Extracted records:
-=-=-=-=-

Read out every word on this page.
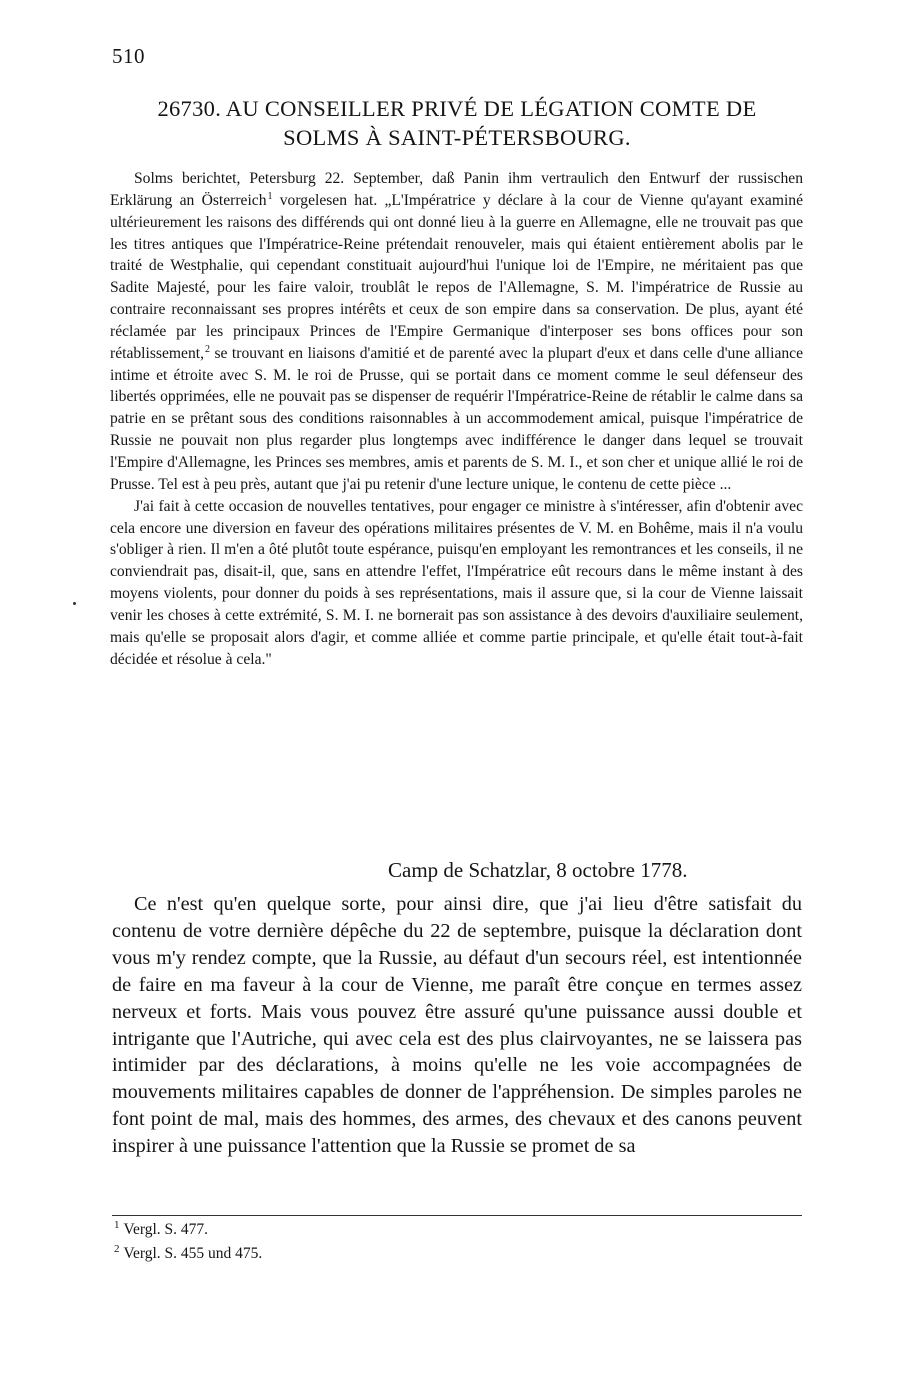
510
26730. AU CONSEILLER PRIVÉ DE LÉGATION COMTE DE
SOLMS À SAINT-PÉTERSBOURG.

Solms berichtet, Petersburg 22. September, daß Panin ihm vertraulich den Entwurf der russischen Erklärung an Österreich$^1$ vorgelesen hat. „L'Impératrice y déclare à la cour de Vienne qu'ayant examiné ultérieurement les raisons des différends qui ont donné lieu à la guerre en Allemagne, elle ne trouvait pas que les titres antiques que l'Impératrice-Reine prétendait renouveler, mais qui étaient entièrement abolis par le traité de Westphalie, qui cependant constituait aujourd'hui l'unique loi de l'Empire, ne méritaient pas que Sadite Majesté, pour les faire valoir, troublât le repos de l'Allemagne, S. M. l'impératrice de Russie au contraire reconnaissant ses propres intérêts et ceux de son empire dans sa conservation. De plus, ayant été réclamée par les principaux Princes de l'Empire Germanique d'interposer ses bons offices pour son rétablissement,$^2$ se trouvant en liaisons d'amitié et de parenté avec la plupart d'eux et dans celle d'une alliance intime et étroite avec S. M. le roi de Prusse, qui se portait dans ce moment comme le seul défenseur des libertés opprimées, elle ne pouvait pas se dispenser de requérir l'Impératrice-Reine de rétablir le calme dans sa patrie en se prêtant sous des conditions raisonnables à un accommodement amical, puisque l'impératrice de Russie ne pouvait non plus regarder plus longtemps avec indifférence le danger dans lequel se trouvait l'Empire d'Allemagne, les Princes ses membres, amis et parents de S. M. I., et son cher et unique allié le roi de Prusse. Tel est à peu près, autant que j'ai pu retenir d'une lecture unique, le contenu de cette pièce ...

J'ai fait à cette occasion de nouvelles tentatives, pour engager ce ministre à s'intéresser, afin d'obtenir avec cela encore une diversion en faveur des opérations militaires présentes de V. M. en Bohême, mais il n'a voulu s'obliger à rien. Il m'en a ôté plutôt toute espérance, puisqu'en employant les remontrances et les conseils, il ne conviendrait pas, disait-il, que, sans en attendre l'effet, l'Impératrice eût recours dans le même instant à des moyens violents, pour donner du poids à ses représentations, mais il assure que, si la cour de Vienne laissait venir les choses à cette extrémité, S. M. I. ne bornerait pas son assistance à des devoirs d'auxiliaire seulement, mais qu'elle se proposait alors d'agir, et comme alliée et comme partie principale, et qu'elle était tout-à-fait décidée et résolue à cela."

Camp de Schatzlar, 8 octobre 1778.

Ce n'est qu'en quelque sorte, pour ainsi dire, que j'ai lieu d'être satisfait du contenu de votre dernière dépêche du 22 de septembre, puisque la déclaration dont vous m'y rendez compte, que la Russie, au défaut d'un secours réel, est intentionnée de faire en ma faveur à la cour de Vienne, me paraît être conçue en termes assez nerveux et forts. Mais vous pouvez être assuré qu'une puissance aussi double et intrigante que l'Autriche, qui avec cela est des plus clairvoyantes, ne se laissera pas intimider par des déclarations, à moins qu'elle ne les voie accompagnées de mouvements militaires capables de donner de l'appréhension. De simples paroles ne font point de mal, mais des hommes, des armes, des chevaux et des canons peuvent inspirer à une puissance l'attention que la Russie se promet de sa

$^1$ Vergl. S. 477.
$^2$ Vergl. S. 455 und 475.
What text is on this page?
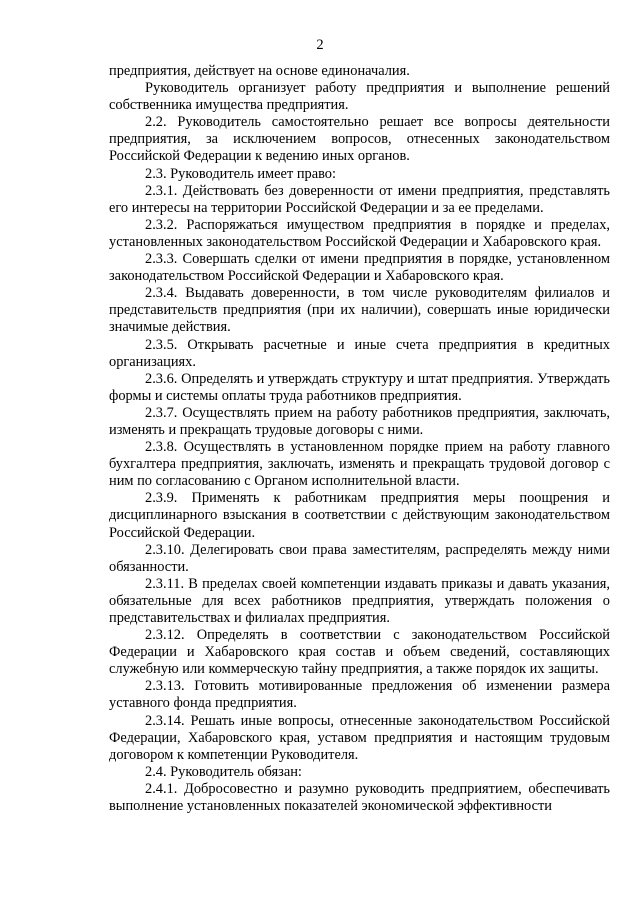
2

предприятия, действует на основе единоначалия.

Руководитель организует работу предприятия и выполнение решений собственника имущества предприятия.

2.2. Руководитель самостоятельно решает все вопросы деятельности предприятия, за исключением вопросов, отнесенных законодательством Российской Федерации к ведению иных органов.

2.3. Руководитель имеет право:

2.3.1. Действовать без доверенности от имени предприятия, представлять его интересы на территории Российской Федерации и за ее пределами.

2.3.2. Распоряжаться имуществом предприятия в порядке и пределах, установленных законодательством Российской Федерации и Хабаровского края.

2.3.3. Совершать сделки от имени предприятия в порядке, установленном законодательством Российской Федерации и Хабаровского края.

2.3.4. Выдавать доверенности, в том числе руководителям филиалов и представительств предприятия (при их наличии), совершать иные юридически значимые действия.

2.3.5. Открывать расчетные и иные счета предприятия в кредитных организациях.

2.3.6. Определять и утверждать структуру и штат предприятия. Утверждать формы и системы оплаты труда работников предприятия.

2.3.7. Осуществлять прием на работу работников предприятия, заключать, изменять и прекращать трудовые договоры с ними.

2.3.8. Осуществлять в установленном порядке прием на работу главного бухгалтера предприятия, заключать, изменять и прекращать трудовой договор с ним по согласованию с Органом исполнительной власти.

2.3.9. Применять к работникам предприятия меры поощрения и дисциплинарного взыскания в соответствии с действующим законодательством Российской Федерации.

2.3.10. Делегировать свои права заместителям, распределять между ними обязанности.

2.3.11. В пределах своей компетенции издавать приказы и давать указания, обязательные для всех работников предприятия, утверждать положения о представительствах и филиалах предприятия.

2.3.12. Определять в соответствии с законодательством Российской Федерации и Хабаровского края состав и объем сведений, составляющих служебную или коммерческую тайну предприятия, а также порядок их защиты.

2.3.13. Готовить мотивированные предложения об изменении размера уставного фонда предприятия.

2.3.14. Решать иные вопросы, отнесенные законодательством Российской Федерации, Хабаровского края, уставом предприятия и настоящим трудовым договором к компетенции Руководителя.

2.4. Руководитель обязан:

2.4.1. Добросовестно и разумно руководить предприятием, обеспечивать выполнение установленных показателей экономической эффективности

-=-=-=-=-

Scan the material above. Extract every line in which the word "порядке" occurs.

• [RESPONSE BELOW]
2.3.2. Распоряжаться имуществом предприятия в порядке и пределах, установленных законодательством Российской Федерации и Хабаровского края.
2.3.3. Совершать сделки от имени предприятия в порядке, установленном законодательством Российской Федерации и Хабаровского края.
2.3.8. Осуществлять в установленном порядке прием на работу главного бухгалтера предприятия, заключать, изменять и прекращать трудовой договор с ним по согласованию с Органом исполнительной власти.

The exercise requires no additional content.